++++ Text section

Release 2.6.6, 7 December 2010
===============================
Introduction
------------
This is a patch release that fixes a few small problems discovered in the
the previous release. New additions have been made to the connector SPI.
Users of the previous release are encouraged to upgrade.
Summary of Changes
------------------
* Issue 217 - Schedule intervals that include midnight were treated as
empty and ignored.
* Issue 224 - Fixes a potential loss of information about exceptions in
the connector logs.
* Issue 225 - Fixes a series of problems with the ImportExport utility.
* Issue 227 - Use ' instead of ' when escaping single quotes,
for HTML compatibility. The use of ' could lead to errors when
configuring connector instances using Internet Explorer.
* Improved log messages when free memory is low, when the feeds are
paused due to a backlog on the GSA, and when constructing a new
connector instance throws an exception while starting a new traversal
batch.
* New additions to the SPI:
o SpiConstants.RESERVED_PROPNAME_PREFIX
o SpiConstants.PROPNAME_FOLDER
o SpiConstants.PROPNAME_LOCK
o UrlValidator class
o UrlValidatorException class
The UrlValidator class is in a new com.google.enterprise.connector.util
package. This package will be used for utility classes that are not
part of or related to the spi package, but which connector
implementers might find useful.
Release 2.6.4, 16 September 2010
================================
Introduction
------------
This is an internal release for the Connector Manager on-board the GSA,
not for general use.

++++++++
++++ Information supplied

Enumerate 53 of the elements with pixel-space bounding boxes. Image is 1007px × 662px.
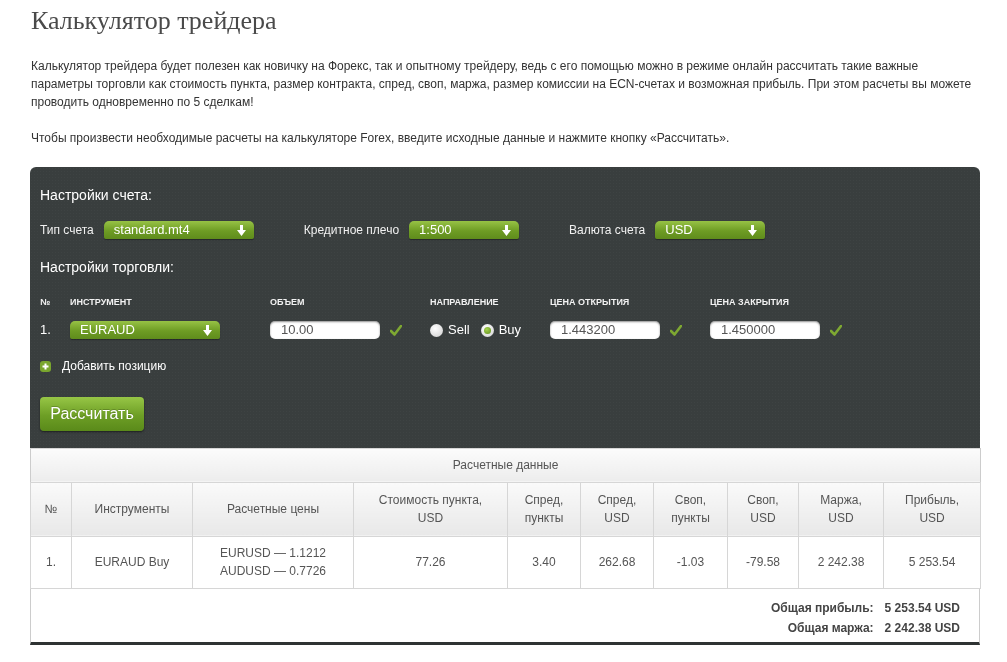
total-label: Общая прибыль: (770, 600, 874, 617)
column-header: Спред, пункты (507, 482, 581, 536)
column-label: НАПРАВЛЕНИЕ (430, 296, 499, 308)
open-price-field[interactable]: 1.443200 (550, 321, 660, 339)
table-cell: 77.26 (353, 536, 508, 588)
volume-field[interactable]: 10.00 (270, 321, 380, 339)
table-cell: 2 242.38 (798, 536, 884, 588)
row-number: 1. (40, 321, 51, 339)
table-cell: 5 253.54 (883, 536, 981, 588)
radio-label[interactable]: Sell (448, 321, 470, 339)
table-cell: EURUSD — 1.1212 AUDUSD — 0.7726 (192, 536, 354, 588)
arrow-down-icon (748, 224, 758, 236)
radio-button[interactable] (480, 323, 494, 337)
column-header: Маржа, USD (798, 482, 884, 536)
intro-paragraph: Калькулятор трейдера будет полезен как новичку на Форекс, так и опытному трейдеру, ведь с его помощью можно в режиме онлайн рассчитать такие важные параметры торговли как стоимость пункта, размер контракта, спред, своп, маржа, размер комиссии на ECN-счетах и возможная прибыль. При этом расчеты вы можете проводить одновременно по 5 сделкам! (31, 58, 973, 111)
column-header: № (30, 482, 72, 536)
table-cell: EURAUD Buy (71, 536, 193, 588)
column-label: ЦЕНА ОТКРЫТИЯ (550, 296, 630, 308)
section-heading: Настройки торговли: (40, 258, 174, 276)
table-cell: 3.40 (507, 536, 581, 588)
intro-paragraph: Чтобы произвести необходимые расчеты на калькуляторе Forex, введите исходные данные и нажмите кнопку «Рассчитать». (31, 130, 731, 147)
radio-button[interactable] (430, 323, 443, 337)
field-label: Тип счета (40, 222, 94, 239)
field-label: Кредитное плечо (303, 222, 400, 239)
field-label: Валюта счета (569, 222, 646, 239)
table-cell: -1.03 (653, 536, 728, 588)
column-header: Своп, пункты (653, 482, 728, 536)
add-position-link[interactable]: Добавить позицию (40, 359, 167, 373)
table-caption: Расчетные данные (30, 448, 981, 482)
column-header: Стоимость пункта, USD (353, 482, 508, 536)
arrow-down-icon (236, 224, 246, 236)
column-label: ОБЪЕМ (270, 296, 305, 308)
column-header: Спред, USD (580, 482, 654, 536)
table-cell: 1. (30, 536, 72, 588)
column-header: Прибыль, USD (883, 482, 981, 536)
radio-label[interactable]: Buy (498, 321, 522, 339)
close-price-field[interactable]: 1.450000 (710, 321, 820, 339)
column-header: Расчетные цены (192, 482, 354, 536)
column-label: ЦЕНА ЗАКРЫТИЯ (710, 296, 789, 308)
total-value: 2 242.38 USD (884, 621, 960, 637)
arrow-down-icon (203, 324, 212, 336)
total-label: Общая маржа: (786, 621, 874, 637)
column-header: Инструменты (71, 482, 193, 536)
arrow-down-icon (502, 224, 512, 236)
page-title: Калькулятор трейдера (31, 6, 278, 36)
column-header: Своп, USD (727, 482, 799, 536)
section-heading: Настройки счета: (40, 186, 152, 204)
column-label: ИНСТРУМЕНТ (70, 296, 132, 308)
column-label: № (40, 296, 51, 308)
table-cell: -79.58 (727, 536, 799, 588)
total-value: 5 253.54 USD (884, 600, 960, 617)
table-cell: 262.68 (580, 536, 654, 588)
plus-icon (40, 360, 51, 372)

++++++++
++++ Information supplied

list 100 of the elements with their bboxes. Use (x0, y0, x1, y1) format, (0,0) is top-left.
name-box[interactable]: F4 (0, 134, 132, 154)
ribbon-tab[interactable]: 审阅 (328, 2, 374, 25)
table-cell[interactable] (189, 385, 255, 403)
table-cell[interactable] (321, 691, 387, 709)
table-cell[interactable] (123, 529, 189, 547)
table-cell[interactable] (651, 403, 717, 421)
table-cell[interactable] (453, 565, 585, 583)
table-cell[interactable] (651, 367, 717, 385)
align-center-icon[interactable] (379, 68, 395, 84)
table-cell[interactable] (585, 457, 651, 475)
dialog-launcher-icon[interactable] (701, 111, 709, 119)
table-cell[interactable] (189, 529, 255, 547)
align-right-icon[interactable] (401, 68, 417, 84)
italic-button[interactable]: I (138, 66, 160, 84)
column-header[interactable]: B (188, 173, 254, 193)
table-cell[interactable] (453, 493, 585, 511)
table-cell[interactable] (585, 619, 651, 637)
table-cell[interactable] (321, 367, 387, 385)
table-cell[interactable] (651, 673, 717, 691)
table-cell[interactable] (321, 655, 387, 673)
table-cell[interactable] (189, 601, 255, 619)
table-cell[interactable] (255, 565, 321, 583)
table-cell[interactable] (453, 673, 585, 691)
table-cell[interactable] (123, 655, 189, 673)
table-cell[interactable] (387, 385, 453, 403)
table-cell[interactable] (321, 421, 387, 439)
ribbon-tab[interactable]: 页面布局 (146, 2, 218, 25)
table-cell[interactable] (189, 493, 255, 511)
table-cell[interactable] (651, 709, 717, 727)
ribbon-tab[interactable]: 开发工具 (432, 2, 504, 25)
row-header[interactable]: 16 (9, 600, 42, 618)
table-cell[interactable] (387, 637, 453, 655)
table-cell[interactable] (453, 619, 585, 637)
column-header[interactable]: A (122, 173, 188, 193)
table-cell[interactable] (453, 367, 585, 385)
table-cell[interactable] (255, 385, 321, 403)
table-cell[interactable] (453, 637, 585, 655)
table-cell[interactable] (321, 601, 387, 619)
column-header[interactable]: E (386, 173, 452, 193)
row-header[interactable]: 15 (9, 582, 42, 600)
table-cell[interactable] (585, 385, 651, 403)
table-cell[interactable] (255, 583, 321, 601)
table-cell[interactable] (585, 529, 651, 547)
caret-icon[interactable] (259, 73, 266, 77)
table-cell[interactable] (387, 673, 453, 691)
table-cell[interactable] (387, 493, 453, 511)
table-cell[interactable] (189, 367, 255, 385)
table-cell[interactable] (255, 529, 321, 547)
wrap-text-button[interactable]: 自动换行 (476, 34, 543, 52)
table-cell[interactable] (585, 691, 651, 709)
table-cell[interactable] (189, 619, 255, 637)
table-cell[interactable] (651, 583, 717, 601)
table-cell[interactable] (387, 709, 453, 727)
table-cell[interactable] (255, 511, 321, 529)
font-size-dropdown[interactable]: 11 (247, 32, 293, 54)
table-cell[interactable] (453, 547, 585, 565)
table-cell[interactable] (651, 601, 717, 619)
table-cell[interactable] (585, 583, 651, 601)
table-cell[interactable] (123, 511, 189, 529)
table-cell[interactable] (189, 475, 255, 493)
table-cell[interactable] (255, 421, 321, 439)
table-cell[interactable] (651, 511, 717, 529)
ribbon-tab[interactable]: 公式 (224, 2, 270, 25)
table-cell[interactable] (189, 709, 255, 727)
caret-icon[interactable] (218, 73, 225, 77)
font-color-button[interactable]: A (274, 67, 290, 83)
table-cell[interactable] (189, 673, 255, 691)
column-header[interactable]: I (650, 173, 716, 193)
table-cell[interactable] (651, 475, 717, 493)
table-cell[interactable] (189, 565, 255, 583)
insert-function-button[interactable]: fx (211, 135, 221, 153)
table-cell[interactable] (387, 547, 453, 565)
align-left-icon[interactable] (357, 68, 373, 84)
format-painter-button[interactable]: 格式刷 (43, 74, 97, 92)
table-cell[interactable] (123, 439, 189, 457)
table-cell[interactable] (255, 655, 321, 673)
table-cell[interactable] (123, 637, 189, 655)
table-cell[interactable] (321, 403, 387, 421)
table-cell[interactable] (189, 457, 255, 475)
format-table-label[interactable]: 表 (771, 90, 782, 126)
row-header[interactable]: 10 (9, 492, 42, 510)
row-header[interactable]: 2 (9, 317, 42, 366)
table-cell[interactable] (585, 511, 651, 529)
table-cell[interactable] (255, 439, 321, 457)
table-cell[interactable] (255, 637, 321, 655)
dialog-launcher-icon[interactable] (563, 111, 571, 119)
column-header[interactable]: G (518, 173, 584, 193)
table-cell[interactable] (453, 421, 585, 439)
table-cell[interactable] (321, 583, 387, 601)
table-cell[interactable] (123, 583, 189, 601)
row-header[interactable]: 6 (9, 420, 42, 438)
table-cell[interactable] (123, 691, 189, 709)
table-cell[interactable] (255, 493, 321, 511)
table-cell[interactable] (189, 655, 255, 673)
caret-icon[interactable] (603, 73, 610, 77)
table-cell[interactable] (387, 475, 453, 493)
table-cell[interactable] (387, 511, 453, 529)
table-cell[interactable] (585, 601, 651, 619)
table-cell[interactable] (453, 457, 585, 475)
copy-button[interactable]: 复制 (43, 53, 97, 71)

++++++++
++++ Information supplied

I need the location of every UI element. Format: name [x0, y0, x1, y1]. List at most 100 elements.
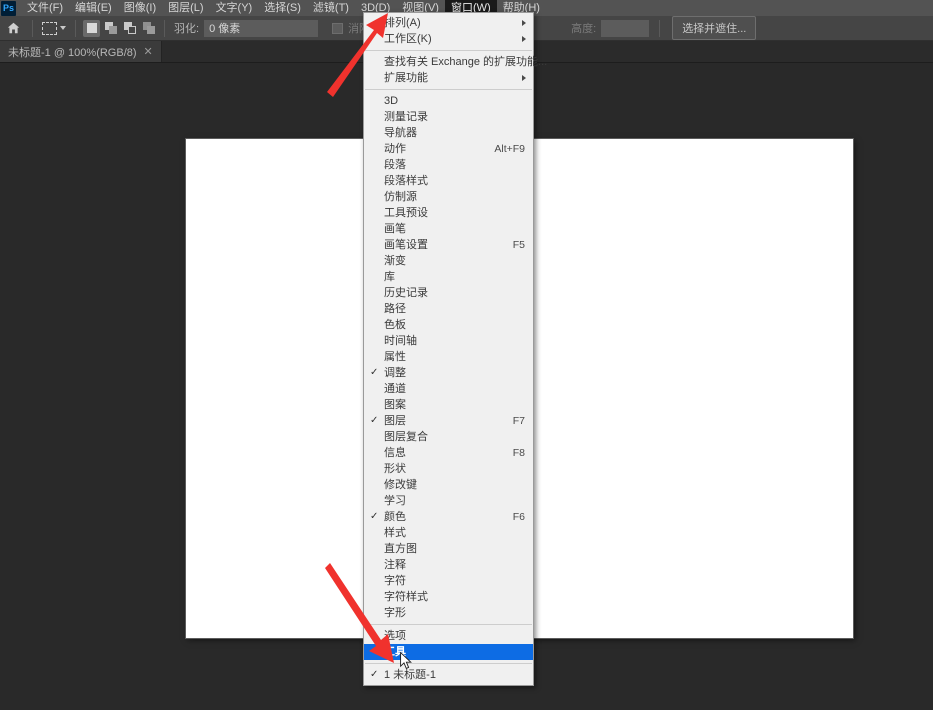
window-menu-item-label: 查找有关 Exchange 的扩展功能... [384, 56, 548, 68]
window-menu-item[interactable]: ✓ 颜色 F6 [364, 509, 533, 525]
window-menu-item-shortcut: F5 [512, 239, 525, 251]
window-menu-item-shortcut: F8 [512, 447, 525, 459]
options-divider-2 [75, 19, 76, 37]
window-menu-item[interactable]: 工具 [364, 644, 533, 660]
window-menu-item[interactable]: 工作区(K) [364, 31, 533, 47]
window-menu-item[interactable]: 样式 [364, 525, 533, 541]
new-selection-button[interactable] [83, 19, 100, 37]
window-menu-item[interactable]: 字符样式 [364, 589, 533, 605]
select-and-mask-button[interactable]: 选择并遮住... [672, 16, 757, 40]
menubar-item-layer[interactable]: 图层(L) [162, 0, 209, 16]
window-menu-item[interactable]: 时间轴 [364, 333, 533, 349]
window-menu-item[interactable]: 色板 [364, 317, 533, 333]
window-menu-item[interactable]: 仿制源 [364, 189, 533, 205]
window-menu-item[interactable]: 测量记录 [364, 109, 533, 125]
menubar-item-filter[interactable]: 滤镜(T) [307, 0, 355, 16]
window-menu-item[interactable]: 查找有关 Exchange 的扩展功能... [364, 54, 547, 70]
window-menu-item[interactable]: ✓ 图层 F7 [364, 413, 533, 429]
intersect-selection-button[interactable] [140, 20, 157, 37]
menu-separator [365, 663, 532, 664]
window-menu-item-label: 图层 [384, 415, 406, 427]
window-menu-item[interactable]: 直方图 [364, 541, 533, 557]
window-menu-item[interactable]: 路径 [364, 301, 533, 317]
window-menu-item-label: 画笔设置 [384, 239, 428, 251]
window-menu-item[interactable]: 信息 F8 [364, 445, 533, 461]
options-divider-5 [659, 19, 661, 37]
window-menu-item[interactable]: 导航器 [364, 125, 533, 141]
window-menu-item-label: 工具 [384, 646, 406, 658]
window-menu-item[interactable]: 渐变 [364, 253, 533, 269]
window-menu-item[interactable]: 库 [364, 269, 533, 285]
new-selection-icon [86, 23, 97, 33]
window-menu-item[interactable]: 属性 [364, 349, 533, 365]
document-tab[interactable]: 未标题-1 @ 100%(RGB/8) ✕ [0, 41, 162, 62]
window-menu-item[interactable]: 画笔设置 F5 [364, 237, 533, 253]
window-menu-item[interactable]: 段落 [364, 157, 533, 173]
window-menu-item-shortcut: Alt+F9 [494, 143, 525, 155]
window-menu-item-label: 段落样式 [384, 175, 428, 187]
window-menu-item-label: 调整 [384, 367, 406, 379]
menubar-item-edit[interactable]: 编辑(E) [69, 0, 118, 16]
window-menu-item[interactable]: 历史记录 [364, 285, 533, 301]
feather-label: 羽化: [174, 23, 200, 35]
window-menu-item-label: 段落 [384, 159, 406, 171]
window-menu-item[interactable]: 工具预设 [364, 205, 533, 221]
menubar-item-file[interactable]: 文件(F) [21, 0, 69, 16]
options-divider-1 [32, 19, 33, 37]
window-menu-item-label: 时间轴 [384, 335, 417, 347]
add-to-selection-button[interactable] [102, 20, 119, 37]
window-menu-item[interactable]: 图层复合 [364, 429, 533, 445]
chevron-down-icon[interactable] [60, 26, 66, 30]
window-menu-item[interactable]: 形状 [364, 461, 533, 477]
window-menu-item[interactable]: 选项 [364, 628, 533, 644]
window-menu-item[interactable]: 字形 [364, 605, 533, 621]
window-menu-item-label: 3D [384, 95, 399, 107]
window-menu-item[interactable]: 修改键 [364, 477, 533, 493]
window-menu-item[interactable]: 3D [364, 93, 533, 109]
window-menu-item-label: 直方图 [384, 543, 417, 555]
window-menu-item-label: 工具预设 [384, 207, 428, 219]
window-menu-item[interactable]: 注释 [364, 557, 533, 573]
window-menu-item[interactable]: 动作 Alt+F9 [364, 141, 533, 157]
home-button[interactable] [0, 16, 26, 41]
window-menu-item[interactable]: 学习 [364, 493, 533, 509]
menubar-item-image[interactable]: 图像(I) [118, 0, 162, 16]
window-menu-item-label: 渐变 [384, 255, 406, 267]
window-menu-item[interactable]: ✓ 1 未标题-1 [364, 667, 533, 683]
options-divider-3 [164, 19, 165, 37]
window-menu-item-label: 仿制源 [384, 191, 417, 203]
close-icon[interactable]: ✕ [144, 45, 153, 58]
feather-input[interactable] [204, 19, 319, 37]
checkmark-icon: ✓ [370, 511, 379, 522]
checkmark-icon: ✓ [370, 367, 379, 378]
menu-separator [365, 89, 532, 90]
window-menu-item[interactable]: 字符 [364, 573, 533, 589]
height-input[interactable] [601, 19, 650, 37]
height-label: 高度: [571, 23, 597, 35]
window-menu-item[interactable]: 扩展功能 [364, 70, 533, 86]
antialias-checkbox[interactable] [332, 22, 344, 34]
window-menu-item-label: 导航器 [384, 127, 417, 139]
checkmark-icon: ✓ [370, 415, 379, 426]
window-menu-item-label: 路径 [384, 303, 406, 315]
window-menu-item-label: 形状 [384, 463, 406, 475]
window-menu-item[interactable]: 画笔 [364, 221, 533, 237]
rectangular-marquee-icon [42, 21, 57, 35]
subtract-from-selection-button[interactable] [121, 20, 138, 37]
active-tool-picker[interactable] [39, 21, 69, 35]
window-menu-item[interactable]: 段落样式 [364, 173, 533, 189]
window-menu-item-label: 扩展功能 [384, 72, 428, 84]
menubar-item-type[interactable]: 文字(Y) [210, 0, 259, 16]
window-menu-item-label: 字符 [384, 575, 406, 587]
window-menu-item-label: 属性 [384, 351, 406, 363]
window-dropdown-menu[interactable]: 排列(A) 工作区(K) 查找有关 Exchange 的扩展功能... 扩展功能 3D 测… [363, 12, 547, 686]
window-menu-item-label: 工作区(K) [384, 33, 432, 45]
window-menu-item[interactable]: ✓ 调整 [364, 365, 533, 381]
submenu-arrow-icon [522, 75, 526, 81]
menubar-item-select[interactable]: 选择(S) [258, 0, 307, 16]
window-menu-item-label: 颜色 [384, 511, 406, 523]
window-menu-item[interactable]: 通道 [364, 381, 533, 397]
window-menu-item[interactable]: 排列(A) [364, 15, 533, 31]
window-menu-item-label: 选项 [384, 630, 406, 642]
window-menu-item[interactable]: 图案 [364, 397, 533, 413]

++++++++

Directives -
1. Answer these questions from the release notes, one line each:
(a) On what date was Release 2.6.6 issued?
(b) What problem did Issue 217 fix?
(c) Who is Release 2.6.4 intended for?
2. Using the release notes, explain in one to three sentences why Issue 227 changed the way single quotes are escaped.
3. Please extract the passage of the release notes from "Release 2.6.6, 7" to "empty and ignored.".

Answers for this exercise -
1.
(a) 7 December 2010.
(b) Schedule intervals that included midnight were treated as empty and ignored.
(c) The Connector Manager on-board the GSA; it is an internal release, not for general use.

2. The change was made for HTML compatibility. The previous escape could lead to errors when connector instances were configured using Internet Explorer.

3.
Release 2.6.6, 7 December 2010
===============================
Introduction
------------
This is a patch release that fixes a few small problems discovered in the
the previous release. New additions have been made to the connector SPI.
Users of the previous release are encouraged to upgrade.
Summary of Changes
------------------
* Issue 217 - Schedule intervals that include midnight were treated as
empty and ignored.